Aim of the task: Quote all lines below exactly. Images stay out.

[Rows from a dataset]
◆ ◆ ◆ ◆ ◆

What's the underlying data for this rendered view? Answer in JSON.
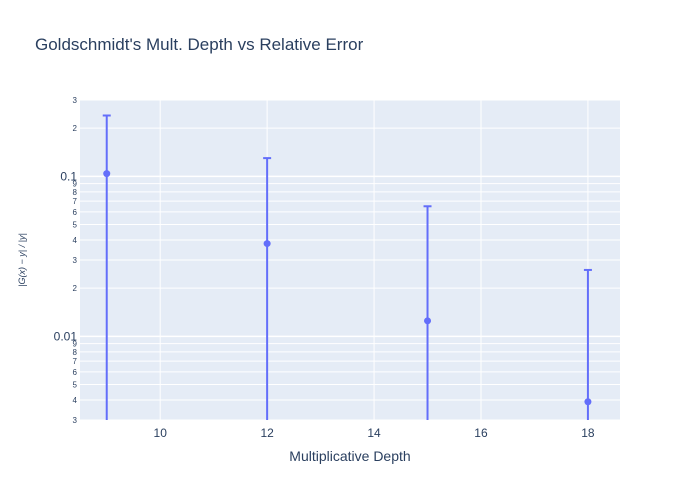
{
  "chart_data": {
    "type": "scatter",
    "title": "Goldschmidt's Mult. Depth vs Relative Error",
    "xlabel": "Multiplicative Depth",
    "ylabel": "|G(x) − y| / |y|",
    "y_scale": "log",
    "xlim": [
      8.5,
      18.6
    ],
    "ylim": [
      0.003,
      0.3
    ],
    "x_ticks": [
      10,
      12,
      14,
      16,
      18
    ],
    "y_major_ticks": [
      {
        "value": 0.01,
        "label": "0.01"
      },
      {
        "value": 0.1,
        "label": "0.1"
      }
    ],
    "y_minor_ticks": [
      {
        "value": 0.003,
        "label": "3"
      },
      {
        "value": 0.004,
        "label": "4"
      },
      {
        "value": 0.005,
        "label": "5"
      },
      {
        "value": 0.006,
        "label": "6"
      },
      {
        "value": 0.007,
        "label": "7"
      },
      {
        "value": 0.008,
        "label": "8"
      },
      {
        "value": 0.009,
        "label": "9"
      },
      {
        "value": 0.02,
        "label": "2"
      },
      {
        "value": 0.03,
        "label": "3"
      },
      {
        "value": 0.04,
        "label": "4"
      },
      {
        "value": 0.05,
        "label": "5"
      },
      {
        "value": 0.06,
        "label": "6"
      },
      {
        "value": 0.07,
        "label": "7"
      },
      {
        "value": 0.08,
        "label": "8"
      },
      {
        "value": 0.09,
        "label": "9"
      },
      {
        "value": 0.2,
        "label": "2"
      },
      {
        "value": 0.3,
        "label": "3"
      }
    ],
    "series": [
      {
        "x": [
          9,
          12,
          15,
          18
        ],
        "y": [
          0.104,
          0.038,
          0.0125,
          0.0039
        ],
        "error_upper": [
          0.24,
          0.13,
          0.065,
          0.026
        ],
        "error_lower": [
          0.001,
          0.001,
          0.001,
          0.001
        ]
      }
    ],
    "colors": {
      "series": "#636efa",
      "plot_bg": "#e5ecf6",
      "grid": "#ffffff",
      "text": "#2a3f5f"
    },
    "grid": true,
    "legend": "none"
  }
}
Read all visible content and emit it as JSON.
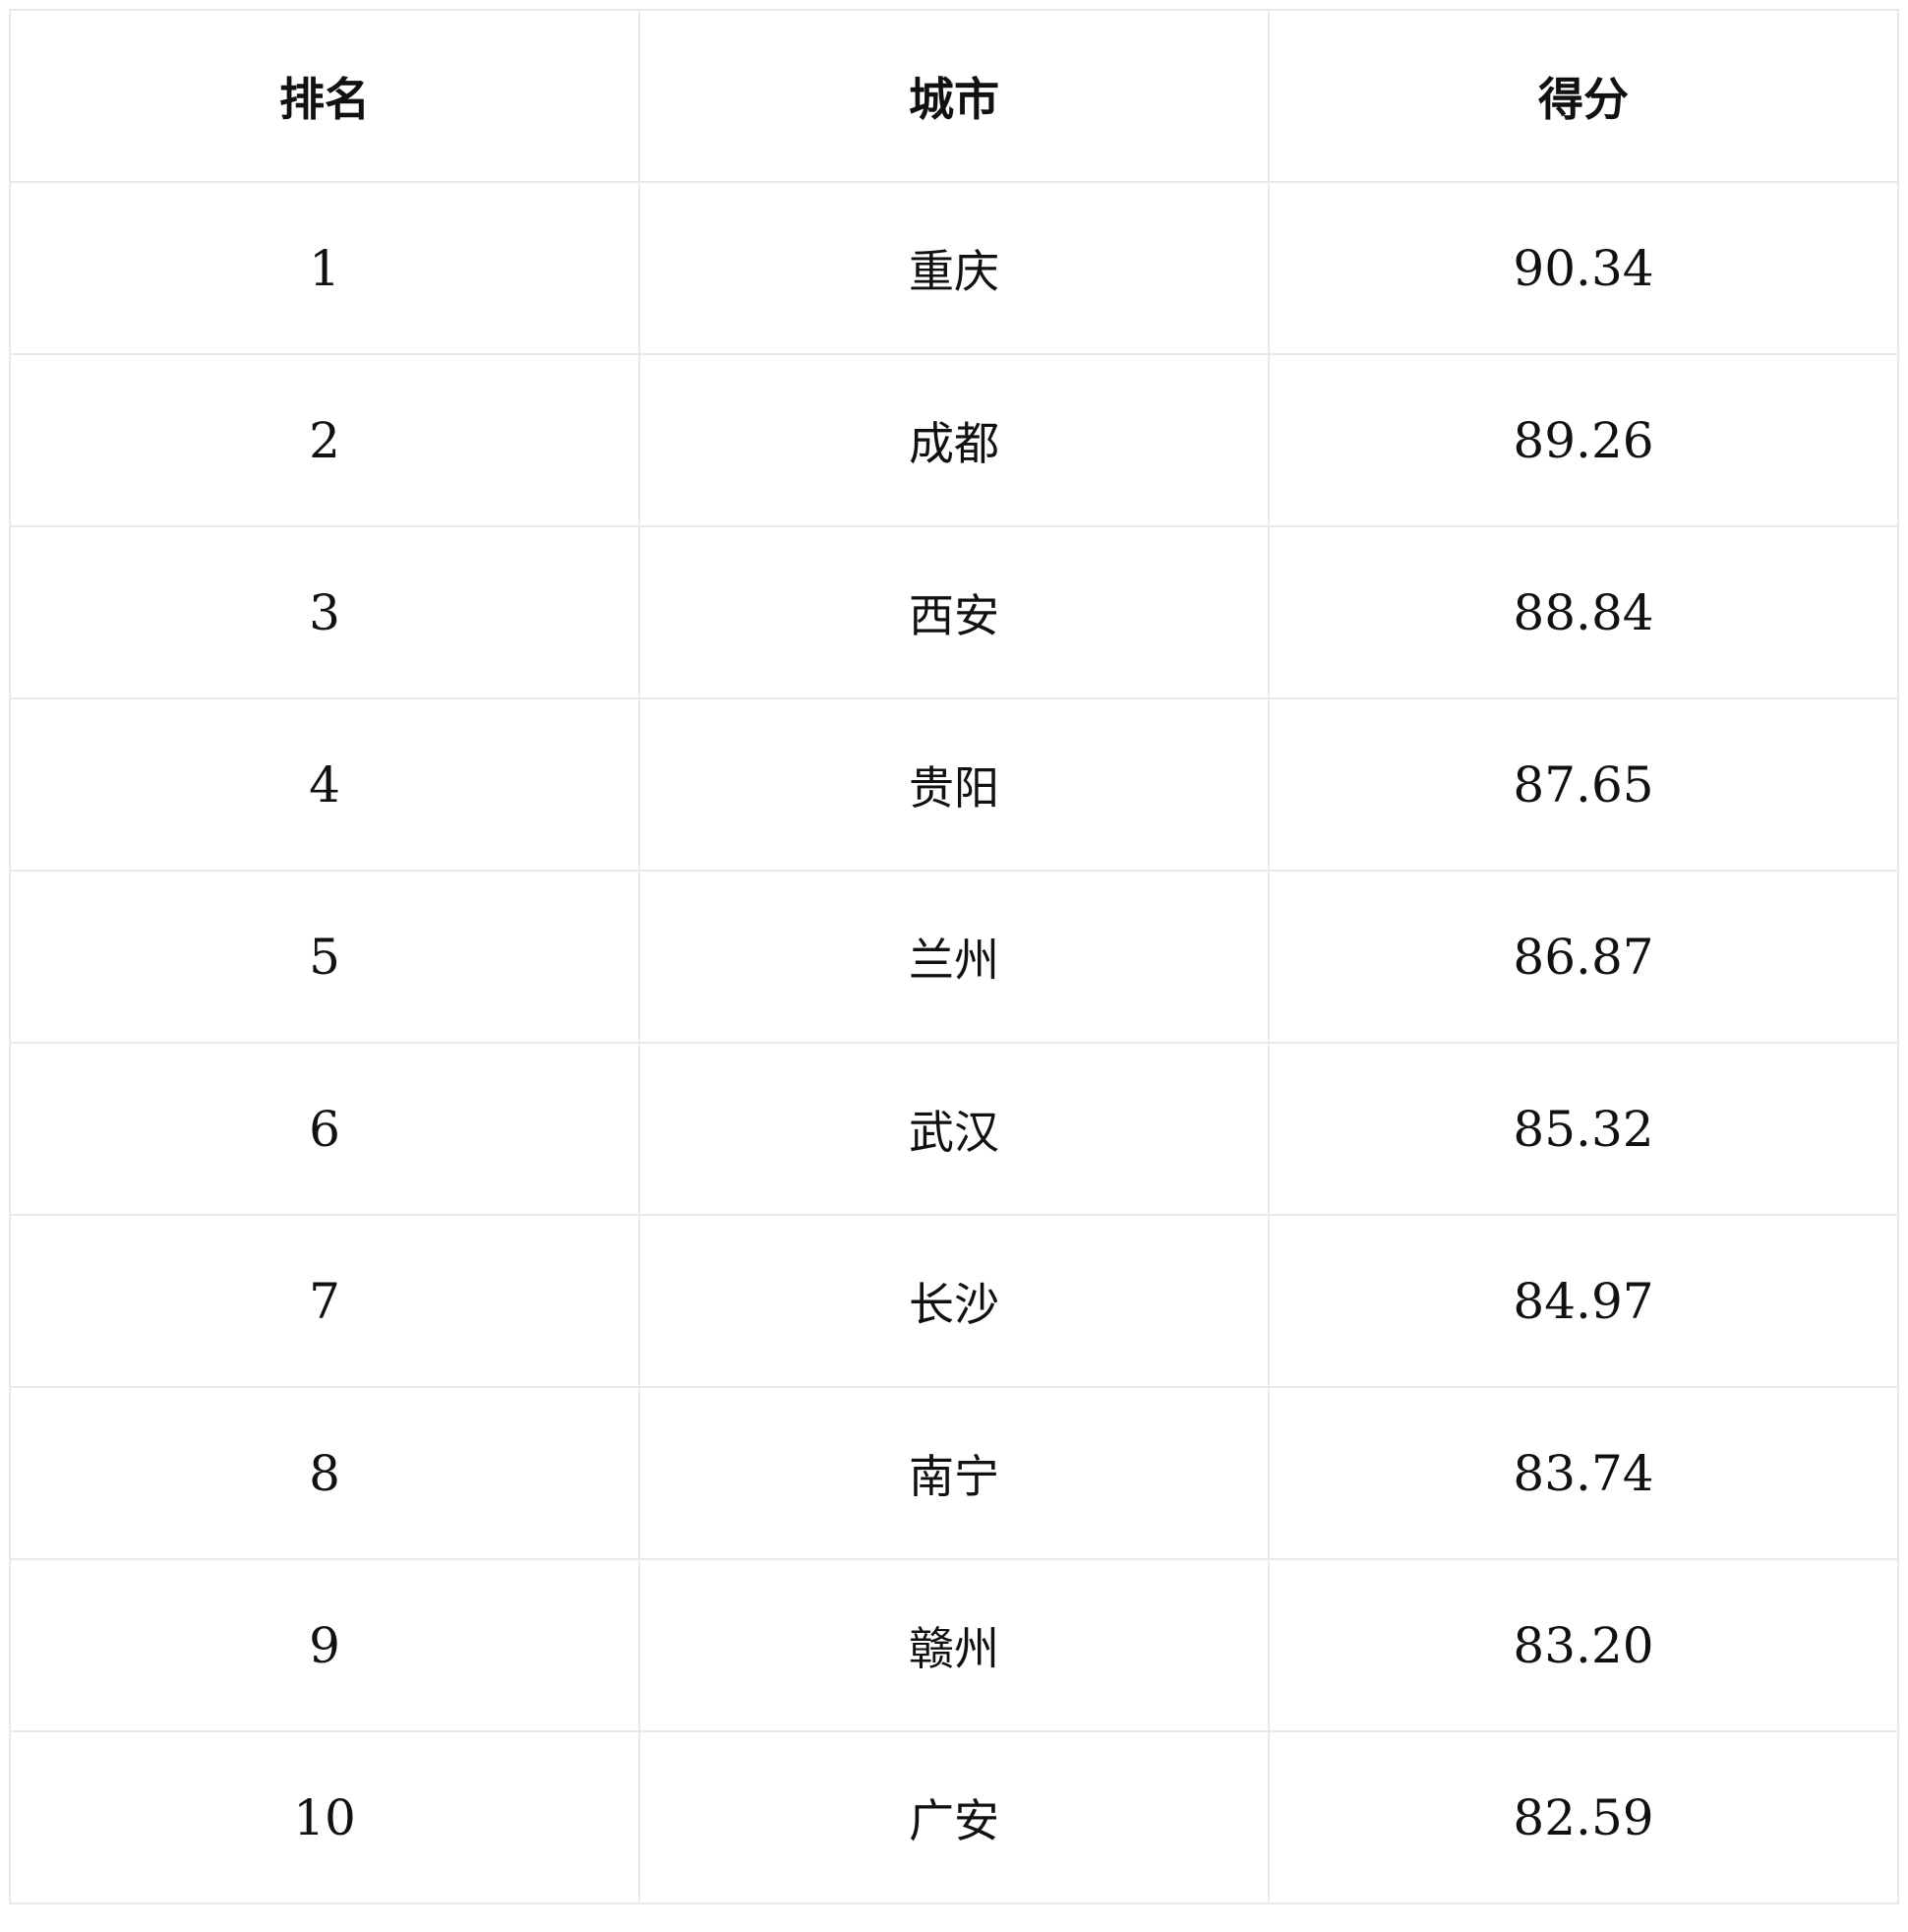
{
  "table": {
    "headers": [
      "排名",
      "城市",
      "得分"
    ],
    "rows": [
      [
        "1",
        "重庆",
        "90.34"
      ],
      [
        "2",
        "成都",
        "89.26"
      ],
      [
        "3",
        "西安",
        "88.84"
      ],
      [
        "4",
        "贵阳",
        "87.65"
      ],
      [
        "5",
        "兰州",
        "86.87"
      ],
      [
        "6",
        "武汉",
        "85.32"
      ],
      [
        "7",
        "长沙",
        "84.97"
      ],
      [
        "8",
        "南宁",
        "83.74"
      ],
      [
        "9",
        "赣州",
        "83.20"
      ],
      [
        "10",
        "广安",
        "82.59"
      ]
    ]
  }
}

◆ ◆ ◆ ◆ ◆

Solution to this exercise:
What's the underlying data for this rendered view? Answer in JSON.
{
  "chart_data": {
    "type": "scatter",
    "title": "Goldschmidt's Mult. Depth vs Relative Error",
    "xlabel": "Multiplicative Depth",
    "ylabel": "|G(x) − y| / |y|",
    "y_scale": "log",
    "xlim": [
      8.5,
      18.6
    ],
    "ylim": [
      0.003,
      0.3
    ],
    "x_ticks": [
      10,
      12,
      14,
      16,
      18
    ],
    "y_major_ticks": [
      {
        "value": 0.01,
        "label": "0.01"
      },
      {
        "value": 0.1,
        "label": "0.1"
      }
    ],
    "y_minor_ticks": [
      {
        "value": 0.003,
        "label": "3"
      },
      {
        "value": 0.004,
        "label": "4"
      },
      {
        "value": 0.005,
        "label": "5"
      },
      {
        "value": 0.006,
        "label": "6"
      },
      {
        "value": 0.007,
        "label": "7"
      },
      {
        "value": 0.008,
        "label": "8"
      },
      {
        "value": 0.009,
        "label": "9"
      },
      {
        "value": 0.02,
        "label": "2"
      },
      {
        "value": 0.03,
        "label": "3"
      },
      {
        "value": 0.04,
        "label": "4"
      },
      {
        "value": 0.05,
        "label": "5"
      },
      {
        "value": 0.06,
        "label": "6"
      },
      {
        "value": 0.07,
        "label": "7"
      },
      {
        "value": 0.08,
        "label": "8"
      },
      {
        "value": 0.09,
        "label": "9"
      },
      {
        "value": 0.2,
        "label": "2"
      },
      {
        "value": 0.3,
        "label": "3"
      }
    ],
    "series": [
      {
        "x": [
          9,
          12,
          15,
          18
        ],
        "y": [
          0.104,
          0.038,
          0.0125,
          0.0039
        ],
        "error_upper": [
          0.24,
          0.13,
          0.065,
          0.026
        ],
        "error_lower": [
          0.001,
          0.001,
          0.001,
          0.001
        ]
      }
    ],
    "colors": {
      "series": "#636efa",
      "plot_bg": "#e5ecf6",
      "grid": "#ffffff",
      "text": "#2a3f5f"
    },
    "grid": true,
    "legend": "none"
  }
}
Read all visible content and emit it as JSON.
{
  "table": {
    "headers": [
      "排名",
      "城市",
      "得分"
    ],
    "rows": [
      [
        "1",
        "重庆",
        "90.34"
      ],
      [
        "2",
        "成都",
        "89.26"
      ],
      [
        "3",
        "西安",
        "88.84"
      ],
      [
        "4",
        "贵阳",
        "87.65"
      ],
      [
        "5",
        "兰州",
        "86.87"
      ],
      [
        "6",
        "武汉",
        "85.32"
      ],
      [
        "7",
        "长沙",
        "84.97"
      ],
      [
        "8",
        "南宁",
        "83.74"
      ],
      [
        "9",
        "赣州",
        "83.20"
      ],
      [
        "10",
        "广安",
        "82.59"
      ]
    ]
  }
}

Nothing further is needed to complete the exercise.